--- START OF Dataset extract ---
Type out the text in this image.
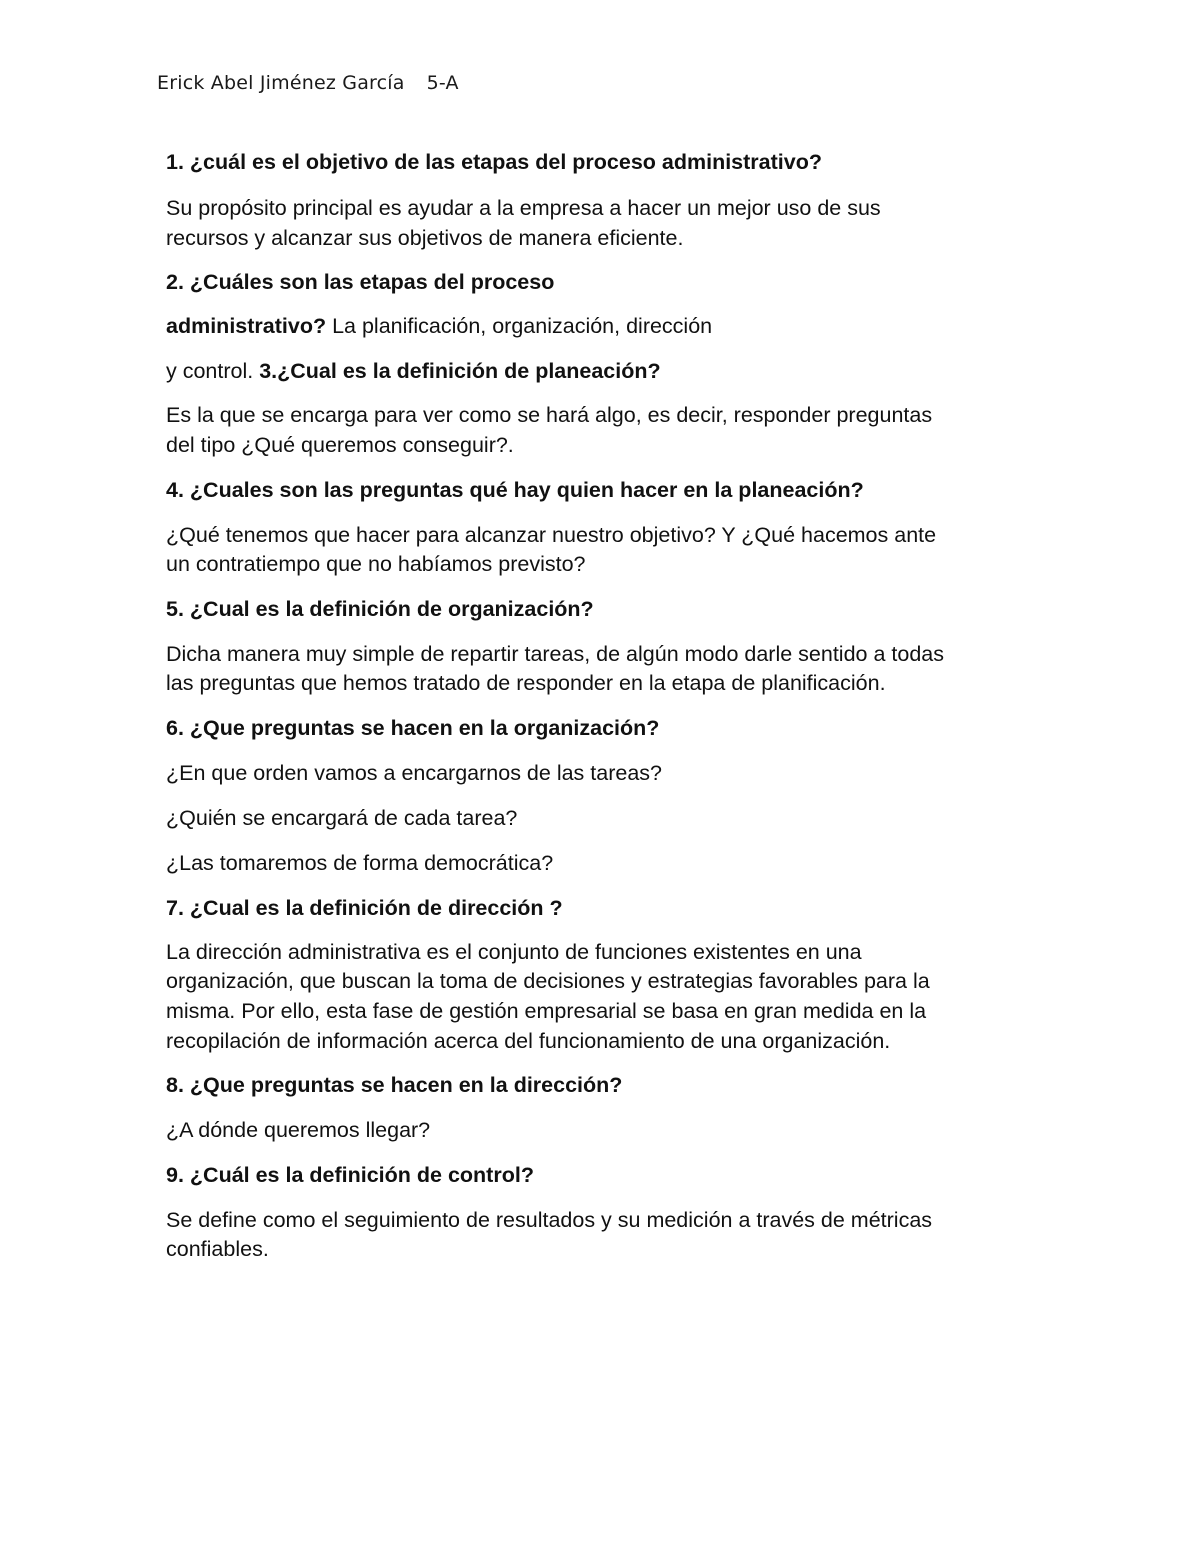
Erick Abel Jiménez García 5-A
1. ¿cuál es el objetivo de las etapas del proceso administrativo?
Su propósito principal es ayudar a la empresa a hacer un mejor uso de sus
recursos y alcanzar sus objetivos de manera eficiente.
2. ¿Cuáles son las etapas del proceso
administrativo? La planificación, organización, dirección
y control. 3.¿Cual es la definición de planeación?
Es la que se encarga para ver como se hará algo, es decir, responder preguntas
del tipo ¿Qué queremos conseguir?.
4. ¿Cuales son las preguntas qué hay quien hacer en la planeación?
¿Qué tenemos que hacer para alcanzar nuestro objetivo? Y ¿Qué hacemos ante
un contratiempo que no habíamos previsto?
5. ¿Cual es la definición de organización?
Dicha manera muy simple de repartir tareas, de algún modo darle sentido a todas
las preguntas que hemos tratado de responder en la etapa de planificación.
6. ¿Que preguntas se hacen en la organización?
¿En que orden vamos a encargarnos de las tareas?
¿Quién se encargará de cada tarea?
¿Las tomaremos de forma democrática?
7. ¿Cual es la definición de dirección ?
La dirección administrativa es el conjunto de funciones existentes en una
organización, que buscan la toma de decisiones y estrategias favorables para la
misma. Por ello, esta fase de gestión empresarial se basa en gran medida en la
recopilación de información acerca del funcionamiento de una organización.
8. ¿Que preguntas se hacen en la dirección?
¿A dónde queremos llegar?
9. ¿Cuál es la definición de control?
Se define como el seguimiento de resultados y su medición a través de métricas
confiables.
--- END OF Dataset extract ---
▶ [Your task]: Pictures are to be left out; repeat all the remaining data exactly.

▶ [Output]:
Type out the text in this image.
Erick Abel Jiménez García 5-A
1. ¿cuál es el objetivo de las etapas del proceso administrativo?
Su propósito principal es ayudar a la empresa a hacer un mejor uso de sus
recursos y alcanzar sus objetivos de manera eficiente.
2. ¿Cuáles son las etapas del proceso
administrativo? La planificación, organización, dirección
y control. 3.¿Cual es la definición de planeación?
Es la que se encarga para ver como se hará algo, es decir, responder preguntas
del tipo ¿Qué queremos conseguir?.
4. ¿Cuales son las preguntas qué hay quien hacer en la planeación?
¿Qué tenemos que hacer para alcanzar nuestro objetivo? Y ¿Qué hacemos ante
un contratiempo que no habíamos previsto?
5. ¿Cual es la definición de organización?
Dicha manera muy simple de repartir tareas, de algún modo darle sentido a todas
las preguntas que hemos tratado de responder en la etapa de planificación.
6. ¿Que preguntas se hacen en la organización?
¿En que orden vamos a encargarnos de las tareas?
¿Quién se encargará de cada tarea?
¿Las tomaremos de forma democrática?
7. ¿Cual es la definición de dirección ?
La dirección administrativa es el conjunto de funciones existentes en una
organización, que buscan la toma de decisiones y estrategias favorables para la
misma. Por ello, esta fase de gestión empresarial se basa en gran medida en la
recopilación de información acerca del funcionamiento de una organización.
8. ¿Que preguntas se hacen en la dirección?
¿A dónde queremos llegar?
9. ¿Cuál es la definición de control?
Se define como el seguimiento de resultados y su medición a través de métricas
confiables.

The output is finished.